### SHORT PROBLEM
Extract each line of the records below that contains the word "Insert".

(Data extracted from a collection)
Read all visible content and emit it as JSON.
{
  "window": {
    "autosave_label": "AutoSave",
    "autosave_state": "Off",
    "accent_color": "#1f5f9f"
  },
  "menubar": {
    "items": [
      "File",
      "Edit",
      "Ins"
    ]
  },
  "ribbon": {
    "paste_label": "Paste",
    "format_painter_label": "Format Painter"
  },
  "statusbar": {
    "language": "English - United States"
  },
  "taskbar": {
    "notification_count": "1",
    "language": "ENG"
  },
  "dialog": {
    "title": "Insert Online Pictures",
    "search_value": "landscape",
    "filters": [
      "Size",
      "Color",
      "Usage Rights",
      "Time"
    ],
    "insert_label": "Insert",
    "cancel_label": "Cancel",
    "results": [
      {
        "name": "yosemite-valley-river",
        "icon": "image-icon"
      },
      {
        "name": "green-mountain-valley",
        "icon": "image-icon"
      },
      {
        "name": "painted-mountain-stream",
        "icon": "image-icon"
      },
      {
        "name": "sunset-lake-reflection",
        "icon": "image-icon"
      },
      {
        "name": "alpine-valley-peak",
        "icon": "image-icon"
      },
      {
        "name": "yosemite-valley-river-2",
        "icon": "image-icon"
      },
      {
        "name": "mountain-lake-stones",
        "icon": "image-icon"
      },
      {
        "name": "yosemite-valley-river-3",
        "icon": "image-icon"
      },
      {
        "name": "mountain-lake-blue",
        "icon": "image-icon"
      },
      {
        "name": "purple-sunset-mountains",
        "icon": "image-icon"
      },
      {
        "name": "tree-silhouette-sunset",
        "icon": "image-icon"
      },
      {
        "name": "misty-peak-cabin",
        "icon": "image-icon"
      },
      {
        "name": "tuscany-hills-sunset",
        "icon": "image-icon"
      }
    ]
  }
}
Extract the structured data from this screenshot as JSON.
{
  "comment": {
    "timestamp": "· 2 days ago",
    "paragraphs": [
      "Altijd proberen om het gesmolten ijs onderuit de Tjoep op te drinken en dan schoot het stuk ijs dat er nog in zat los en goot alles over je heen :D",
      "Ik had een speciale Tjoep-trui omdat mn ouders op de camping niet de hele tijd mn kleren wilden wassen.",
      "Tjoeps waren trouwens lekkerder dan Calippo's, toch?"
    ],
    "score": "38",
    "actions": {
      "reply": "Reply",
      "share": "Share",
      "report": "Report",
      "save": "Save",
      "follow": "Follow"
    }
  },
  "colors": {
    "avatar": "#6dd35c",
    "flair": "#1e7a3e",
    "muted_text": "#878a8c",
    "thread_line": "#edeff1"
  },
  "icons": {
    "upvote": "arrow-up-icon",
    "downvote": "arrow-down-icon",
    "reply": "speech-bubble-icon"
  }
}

### CORRECT RESPONSE
    "title": "Insert Online Pictures",
    "insert_label": "Insert",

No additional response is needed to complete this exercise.